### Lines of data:
· · ·

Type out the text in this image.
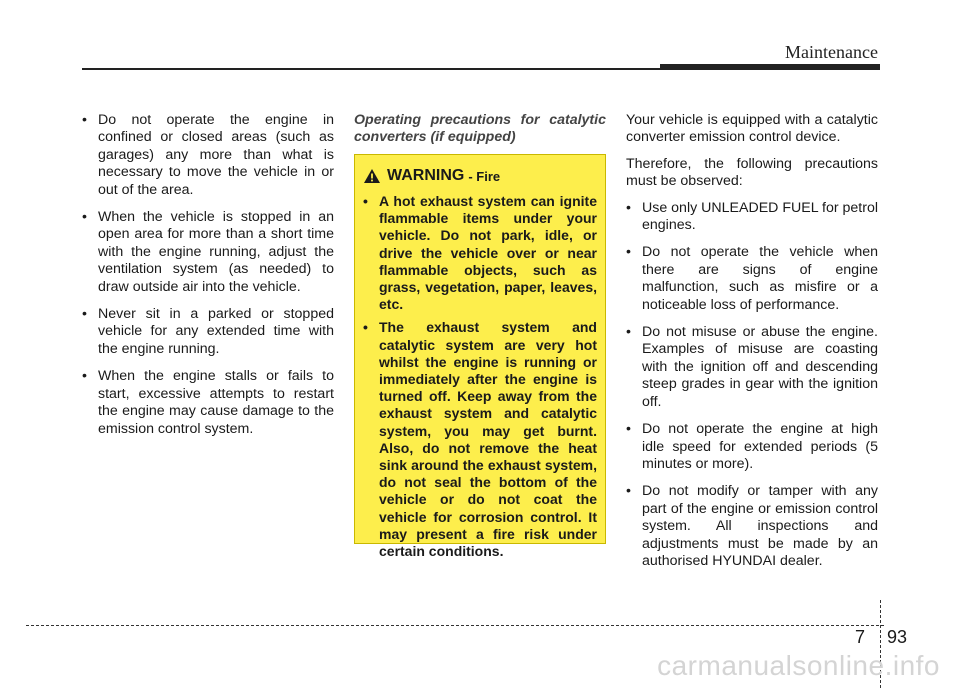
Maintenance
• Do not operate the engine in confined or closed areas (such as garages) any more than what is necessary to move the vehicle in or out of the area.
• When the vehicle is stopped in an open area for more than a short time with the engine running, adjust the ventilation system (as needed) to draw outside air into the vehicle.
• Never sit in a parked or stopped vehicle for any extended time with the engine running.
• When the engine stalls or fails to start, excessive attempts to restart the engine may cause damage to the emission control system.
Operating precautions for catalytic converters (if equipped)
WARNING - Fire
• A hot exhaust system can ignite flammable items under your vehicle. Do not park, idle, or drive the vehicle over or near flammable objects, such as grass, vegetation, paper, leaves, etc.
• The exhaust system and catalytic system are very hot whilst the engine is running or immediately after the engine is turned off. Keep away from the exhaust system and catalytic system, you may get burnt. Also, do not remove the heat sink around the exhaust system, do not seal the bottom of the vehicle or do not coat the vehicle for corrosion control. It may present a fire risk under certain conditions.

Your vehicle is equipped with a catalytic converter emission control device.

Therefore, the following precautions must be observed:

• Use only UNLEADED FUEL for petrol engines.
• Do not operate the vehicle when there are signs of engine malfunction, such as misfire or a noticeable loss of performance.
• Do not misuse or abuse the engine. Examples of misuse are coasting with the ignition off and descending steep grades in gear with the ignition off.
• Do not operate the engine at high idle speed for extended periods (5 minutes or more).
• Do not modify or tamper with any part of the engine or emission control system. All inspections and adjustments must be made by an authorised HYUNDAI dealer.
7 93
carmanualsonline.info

· · ·

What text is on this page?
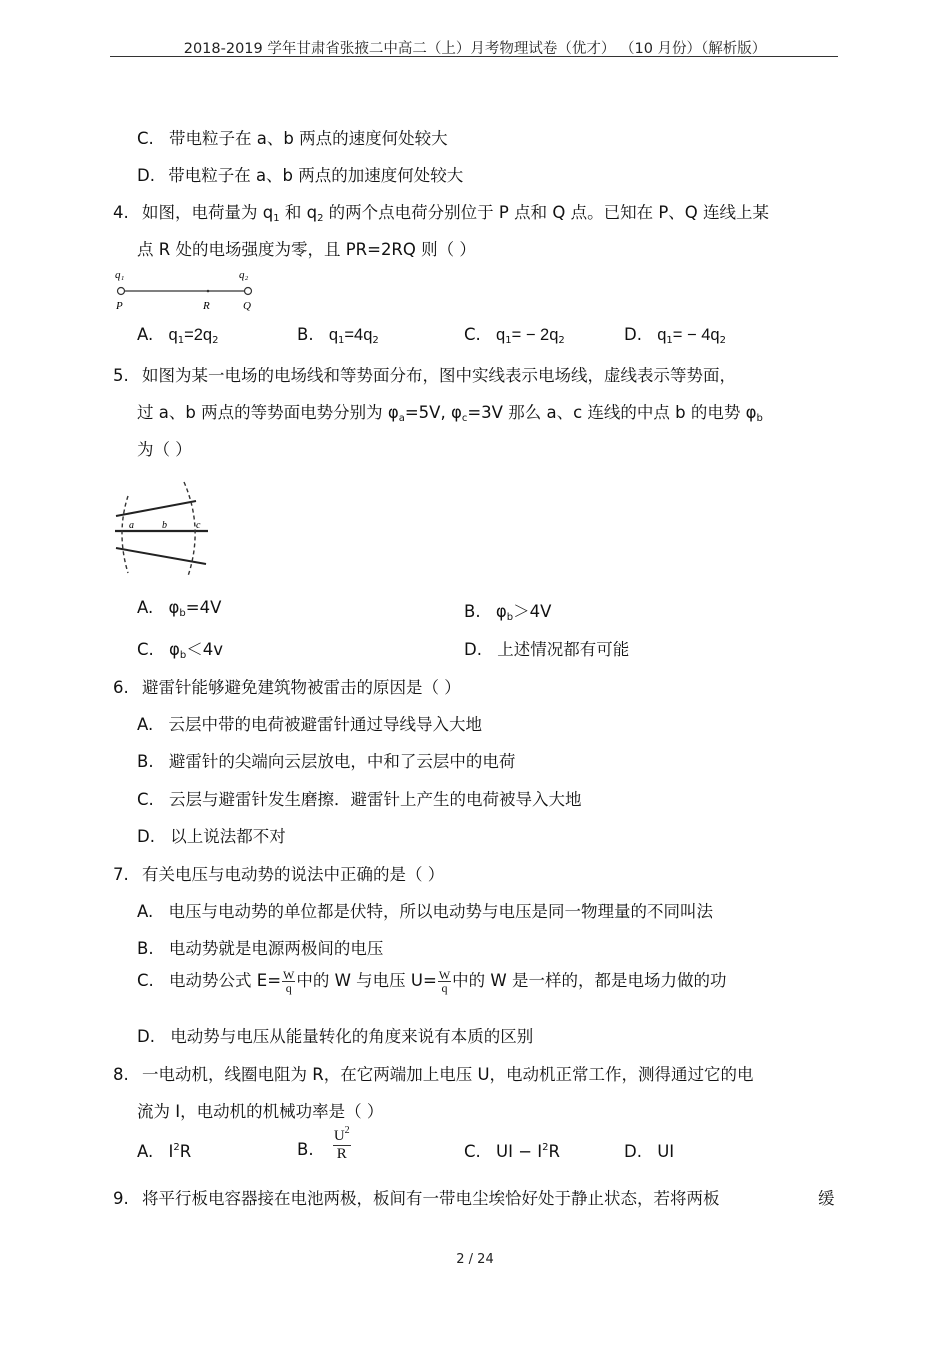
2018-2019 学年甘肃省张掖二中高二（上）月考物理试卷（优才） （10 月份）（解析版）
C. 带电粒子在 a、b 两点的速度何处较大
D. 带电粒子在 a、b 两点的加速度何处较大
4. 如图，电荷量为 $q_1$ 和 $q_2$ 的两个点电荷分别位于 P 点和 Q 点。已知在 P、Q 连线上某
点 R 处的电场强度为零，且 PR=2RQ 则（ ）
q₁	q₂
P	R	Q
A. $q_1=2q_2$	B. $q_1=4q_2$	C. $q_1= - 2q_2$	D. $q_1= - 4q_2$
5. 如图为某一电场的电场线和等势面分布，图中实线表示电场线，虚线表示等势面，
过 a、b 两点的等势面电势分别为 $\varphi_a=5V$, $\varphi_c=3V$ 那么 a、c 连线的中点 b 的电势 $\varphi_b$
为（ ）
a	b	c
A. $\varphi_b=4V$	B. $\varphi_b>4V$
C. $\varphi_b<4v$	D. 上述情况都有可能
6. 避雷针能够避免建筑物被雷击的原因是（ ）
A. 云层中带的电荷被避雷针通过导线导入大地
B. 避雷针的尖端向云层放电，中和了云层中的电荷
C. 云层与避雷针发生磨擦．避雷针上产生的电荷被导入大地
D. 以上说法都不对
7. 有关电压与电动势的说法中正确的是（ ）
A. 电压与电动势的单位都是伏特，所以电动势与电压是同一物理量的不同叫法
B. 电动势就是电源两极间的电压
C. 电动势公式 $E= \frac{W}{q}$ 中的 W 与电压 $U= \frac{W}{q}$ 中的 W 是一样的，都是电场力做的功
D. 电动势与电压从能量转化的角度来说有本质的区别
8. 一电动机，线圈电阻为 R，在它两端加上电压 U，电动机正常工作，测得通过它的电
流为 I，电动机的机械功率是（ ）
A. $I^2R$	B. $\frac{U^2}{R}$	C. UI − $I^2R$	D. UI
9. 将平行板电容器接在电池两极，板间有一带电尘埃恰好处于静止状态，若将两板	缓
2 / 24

· · ·

### Set task:
Using the records above, copy every line that has the word "text" in it.

### Written solution:
Type out the text in this image.
What text is on this page?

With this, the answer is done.